### STATED TASK
How many lines in the records below contain the word "this"? Give only the number.

## Begin RECORD EXCERPTS

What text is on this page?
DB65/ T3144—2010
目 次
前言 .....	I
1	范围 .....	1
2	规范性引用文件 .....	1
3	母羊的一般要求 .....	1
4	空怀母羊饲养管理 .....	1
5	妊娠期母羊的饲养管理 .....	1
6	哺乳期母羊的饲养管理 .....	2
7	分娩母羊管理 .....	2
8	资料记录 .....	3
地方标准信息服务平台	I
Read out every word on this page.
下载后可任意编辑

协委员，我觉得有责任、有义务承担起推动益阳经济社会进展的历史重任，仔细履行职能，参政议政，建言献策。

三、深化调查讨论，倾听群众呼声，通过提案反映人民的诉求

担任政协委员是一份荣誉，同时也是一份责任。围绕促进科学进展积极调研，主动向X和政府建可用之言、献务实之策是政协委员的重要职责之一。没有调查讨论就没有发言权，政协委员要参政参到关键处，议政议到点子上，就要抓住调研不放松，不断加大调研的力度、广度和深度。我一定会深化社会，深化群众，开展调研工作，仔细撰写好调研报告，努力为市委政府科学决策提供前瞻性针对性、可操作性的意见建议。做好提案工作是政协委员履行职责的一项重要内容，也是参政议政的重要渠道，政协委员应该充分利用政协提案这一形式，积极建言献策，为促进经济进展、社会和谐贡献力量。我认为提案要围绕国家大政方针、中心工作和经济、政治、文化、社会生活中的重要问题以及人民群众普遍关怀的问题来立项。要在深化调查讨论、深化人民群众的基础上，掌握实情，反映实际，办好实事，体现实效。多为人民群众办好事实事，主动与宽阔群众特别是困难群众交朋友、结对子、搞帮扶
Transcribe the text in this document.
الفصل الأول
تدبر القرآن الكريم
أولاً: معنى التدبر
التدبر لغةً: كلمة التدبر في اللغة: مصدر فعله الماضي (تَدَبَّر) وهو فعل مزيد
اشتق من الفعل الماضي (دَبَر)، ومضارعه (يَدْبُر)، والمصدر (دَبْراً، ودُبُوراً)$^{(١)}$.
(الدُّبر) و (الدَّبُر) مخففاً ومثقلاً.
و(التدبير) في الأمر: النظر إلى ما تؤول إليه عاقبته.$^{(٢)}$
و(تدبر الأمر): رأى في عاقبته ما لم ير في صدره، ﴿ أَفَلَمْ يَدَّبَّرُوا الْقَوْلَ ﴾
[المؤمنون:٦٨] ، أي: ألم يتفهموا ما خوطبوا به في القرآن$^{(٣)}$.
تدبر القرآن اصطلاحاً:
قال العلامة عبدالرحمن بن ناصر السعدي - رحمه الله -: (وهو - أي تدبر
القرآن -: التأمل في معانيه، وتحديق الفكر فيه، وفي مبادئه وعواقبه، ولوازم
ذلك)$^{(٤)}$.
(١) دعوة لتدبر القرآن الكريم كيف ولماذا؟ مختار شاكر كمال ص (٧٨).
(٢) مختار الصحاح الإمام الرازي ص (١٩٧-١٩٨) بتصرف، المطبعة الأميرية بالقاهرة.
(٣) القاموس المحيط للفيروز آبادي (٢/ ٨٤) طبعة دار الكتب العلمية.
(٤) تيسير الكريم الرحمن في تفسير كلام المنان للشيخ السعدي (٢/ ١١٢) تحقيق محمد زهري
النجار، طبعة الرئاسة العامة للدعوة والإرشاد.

## End RECORD EXCERPTS

### THE ANSWER
3